(Figure collection entries)
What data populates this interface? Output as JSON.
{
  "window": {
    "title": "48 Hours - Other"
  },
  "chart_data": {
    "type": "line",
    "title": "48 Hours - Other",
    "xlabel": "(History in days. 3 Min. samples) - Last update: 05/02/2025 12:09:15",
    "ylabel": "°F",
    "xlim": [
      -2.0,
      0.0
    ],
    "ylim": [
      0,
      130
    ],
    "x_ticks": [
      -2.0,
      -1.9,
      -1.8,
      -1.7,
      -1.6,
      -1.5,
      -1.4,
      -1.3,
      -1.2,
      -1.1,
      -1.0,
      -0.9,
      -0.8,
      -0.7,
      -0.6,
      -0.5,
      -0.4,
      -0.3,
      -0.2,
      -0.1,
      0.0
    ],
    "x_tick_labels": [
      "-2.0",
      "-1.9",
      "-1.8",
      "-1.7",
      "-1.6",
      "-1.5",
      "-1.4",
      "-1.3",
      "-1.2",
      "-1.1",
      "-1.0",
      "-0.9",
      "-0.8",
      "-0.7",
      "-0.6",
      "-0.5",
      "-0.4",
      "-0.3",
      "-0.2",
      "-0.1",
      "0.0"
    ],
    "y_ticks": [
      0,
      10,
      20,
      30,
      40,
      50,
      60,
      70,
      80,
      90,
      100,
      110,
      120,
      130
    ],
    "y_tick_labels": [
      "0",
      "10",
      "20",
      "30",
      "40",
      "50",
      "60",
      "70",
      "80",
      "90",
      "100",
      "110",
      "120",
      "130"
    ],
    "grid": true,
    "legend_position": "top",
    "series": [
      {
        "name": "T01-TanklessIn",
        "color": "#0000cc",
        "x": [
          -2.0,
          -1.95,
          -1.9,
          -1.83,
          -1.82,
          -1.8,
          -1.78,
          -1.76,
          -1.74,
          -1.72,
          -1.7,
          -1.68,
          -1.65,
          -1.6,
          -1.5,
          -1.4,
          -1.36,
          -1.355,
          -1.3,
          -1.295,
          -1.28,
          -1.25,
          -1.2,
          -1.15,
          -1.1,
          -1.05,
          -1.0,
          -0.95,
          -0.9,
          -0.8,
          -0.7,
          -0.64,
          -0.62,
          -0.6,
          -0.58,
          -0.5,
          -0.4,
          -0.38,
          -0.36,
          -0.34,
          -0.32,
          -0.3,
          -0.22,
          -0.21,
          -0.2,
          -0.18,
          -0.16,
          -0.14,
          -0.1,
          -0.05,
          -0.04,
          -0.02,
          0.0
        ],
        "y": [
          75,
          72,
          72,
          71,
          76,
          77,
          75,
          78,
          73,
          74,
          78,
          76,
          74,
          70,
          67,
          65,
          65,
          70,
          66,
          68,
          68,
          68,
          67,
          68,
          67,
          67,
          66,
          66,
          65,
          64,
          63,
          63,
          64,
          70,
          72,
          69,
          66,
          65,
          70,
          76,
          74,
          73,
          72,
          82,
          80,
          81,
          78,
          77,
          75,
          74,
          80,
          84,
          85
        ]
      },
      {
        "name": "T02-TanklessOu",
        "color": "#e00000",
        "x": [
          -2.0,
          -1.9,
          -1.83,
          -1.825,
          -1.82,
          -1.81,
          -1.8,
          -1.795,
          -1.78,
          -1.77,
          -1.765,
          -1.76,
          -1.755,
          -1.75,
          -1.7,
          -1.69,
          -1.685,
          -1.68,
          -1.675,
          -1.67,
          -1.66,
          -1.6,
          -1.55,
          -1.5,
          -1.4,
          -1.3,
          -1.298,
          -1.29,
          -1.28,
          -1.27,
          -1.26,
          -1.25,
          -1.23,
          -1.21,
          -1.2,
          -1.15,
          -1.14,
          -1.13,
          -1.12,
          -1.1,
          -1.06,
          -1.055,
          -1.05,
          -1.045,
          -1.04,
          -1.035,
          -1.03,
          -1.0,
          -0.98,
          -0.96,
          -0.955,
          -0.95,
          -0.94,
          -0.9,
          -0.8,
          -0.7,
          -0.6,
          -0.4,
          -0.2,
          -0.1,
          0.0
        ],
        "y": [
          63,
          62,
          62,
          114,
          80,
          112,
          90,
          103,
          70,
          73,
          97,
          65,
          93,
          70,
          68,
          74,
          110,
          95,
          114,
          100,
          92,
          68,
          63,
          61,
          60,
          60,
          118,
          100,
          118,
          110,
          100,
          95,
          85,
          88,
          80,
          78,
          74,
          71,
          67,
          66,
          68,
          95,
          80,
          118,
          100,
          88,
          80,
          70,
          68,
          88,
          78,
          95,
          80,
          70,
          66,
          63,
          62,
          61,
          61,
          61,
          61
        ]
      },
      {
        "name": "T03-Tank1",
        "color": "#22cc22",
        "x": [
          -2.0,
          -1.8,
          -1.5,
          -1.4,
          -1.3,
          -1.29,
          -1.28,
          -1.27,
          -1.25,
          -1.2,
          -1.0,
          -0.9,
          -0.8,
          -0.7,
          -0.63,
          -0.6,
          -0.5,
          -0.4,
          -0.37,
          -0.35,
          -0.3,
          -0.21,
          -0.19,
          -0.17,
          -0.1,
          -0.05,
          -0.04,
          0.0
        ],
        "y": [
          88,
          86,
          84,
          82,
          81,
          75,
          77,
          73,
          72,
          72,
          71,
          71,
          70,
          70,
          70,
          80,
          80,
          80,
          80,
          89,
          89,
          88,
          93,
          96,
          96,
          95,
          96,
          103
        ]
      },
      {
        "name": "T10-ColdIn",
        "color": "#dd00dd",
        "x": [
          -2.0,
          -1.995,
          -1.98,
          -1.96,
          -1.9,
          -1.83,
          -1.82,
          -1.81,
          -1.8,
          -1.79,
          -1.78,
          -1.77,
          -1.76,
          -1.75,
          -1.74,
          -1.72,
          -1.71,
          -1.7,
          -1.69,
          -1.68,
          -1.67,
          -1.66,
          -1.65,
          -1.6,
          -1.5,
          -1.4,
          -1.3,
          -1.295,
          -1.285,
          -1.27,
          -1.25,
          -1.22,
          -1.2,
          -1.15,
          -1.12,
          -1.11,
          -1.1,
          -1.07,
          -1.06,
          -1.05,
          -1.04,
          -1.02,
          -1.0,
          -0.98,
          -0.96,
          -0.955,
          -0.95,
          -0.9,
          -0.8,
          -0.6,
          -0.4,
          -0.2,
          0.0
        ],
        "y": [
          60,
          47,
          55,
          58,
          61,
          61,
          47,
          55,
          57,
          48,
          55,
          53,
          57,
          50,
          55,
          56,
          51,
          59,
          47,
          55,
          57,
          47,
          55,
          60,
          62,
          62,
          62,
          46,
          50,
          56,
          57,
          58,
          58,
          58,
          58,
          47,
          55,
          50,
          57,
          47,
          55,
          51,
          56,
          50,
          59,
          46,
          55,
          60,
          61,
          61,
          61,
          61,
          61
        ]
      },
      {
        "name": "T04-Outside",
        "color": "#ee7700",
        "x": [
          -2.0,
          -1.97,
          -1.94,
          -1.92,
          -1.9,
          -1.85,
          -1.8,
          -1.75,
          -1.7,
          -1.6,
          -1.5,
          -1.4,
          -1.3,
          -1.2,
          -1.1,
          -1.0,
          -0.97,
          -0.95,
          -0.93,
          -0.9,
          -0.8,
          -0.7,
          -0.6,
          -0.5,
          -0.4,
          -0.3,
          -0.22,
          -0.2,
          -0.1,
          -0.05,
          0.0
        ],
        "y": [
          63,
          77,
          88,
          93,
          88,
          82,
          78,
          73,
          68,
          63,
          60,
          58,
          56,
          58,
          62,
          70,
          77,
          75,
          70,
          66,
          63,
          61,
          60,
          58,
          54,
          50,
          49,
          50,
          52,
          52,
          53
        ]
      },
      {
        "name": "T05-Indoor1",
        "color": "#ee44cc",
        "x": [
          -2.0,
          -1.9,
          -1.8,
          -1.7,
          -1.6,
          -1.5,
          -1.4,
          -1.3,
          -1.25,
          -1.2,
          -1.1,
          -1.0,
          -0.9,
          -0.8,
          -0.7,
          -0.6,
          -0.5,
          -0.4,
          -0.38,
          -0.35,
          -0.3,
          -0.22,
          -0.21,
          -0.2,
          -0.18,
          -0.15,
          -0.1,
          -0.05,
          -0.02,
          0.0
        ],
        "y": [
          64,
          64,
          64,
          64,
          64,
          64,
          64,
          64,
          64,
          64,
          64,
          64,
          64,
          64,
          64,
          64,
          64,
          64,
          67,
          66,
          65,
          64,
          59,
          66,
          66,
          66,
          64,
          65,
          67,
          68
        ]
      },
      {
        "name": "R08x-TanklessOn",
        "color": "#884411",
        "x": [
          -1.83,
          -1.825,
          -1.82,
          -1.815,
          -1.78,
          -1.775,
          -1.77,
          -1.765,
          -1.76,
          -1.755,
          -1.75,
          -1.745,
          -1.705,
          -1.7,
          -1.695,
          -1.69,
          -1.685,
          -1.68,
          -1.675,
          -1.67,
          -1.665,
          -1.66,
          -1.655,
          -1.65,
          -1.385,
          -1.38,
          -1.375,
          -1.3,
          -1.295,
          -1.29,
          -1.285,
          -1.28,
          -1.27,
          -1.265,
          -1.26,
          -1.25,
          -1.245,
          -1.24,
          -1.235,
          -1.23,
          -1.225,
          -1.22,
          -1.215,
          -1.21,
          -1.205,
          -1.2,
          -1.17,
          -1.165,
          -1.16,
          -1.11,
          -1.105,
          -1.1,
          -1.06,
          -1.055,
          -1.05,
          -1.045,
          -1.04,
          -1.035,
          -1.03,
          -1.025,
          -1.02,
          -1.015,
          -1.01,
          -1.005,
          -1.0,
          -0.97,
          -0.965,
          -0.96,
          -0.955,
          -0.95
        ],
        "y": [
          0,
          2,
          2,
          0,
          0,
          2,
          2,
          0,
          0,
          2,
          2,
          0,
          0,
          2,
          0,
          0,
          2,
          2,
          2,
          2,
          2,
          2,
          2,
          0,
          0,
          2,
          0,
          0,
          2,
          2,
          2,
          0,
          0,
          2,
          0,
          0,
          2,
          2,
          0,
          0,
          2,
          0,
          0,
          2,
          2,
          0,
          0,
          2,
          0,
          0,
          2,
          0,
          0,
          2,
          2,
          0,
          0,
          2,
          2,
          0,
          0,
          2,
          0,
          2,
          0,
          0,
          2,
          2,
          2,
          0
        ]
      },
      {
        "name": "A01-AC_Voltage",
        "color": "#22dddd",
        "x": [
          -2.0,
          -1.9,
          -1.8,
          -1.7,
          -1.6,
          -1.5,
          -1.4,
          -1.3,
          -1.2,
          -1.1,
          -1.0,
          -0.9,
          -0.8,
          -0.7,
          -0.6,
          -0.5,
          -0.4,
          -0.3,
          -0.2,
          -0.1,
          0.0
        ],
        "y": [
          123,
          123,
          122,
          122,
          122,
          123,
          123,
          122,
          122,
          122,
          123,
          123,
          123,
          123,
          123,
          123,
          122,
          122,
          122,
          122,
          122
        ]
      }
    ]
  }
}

**Given instruction**. Answer with a single number: the count of lines holding the word "Other".

**The reply**. 2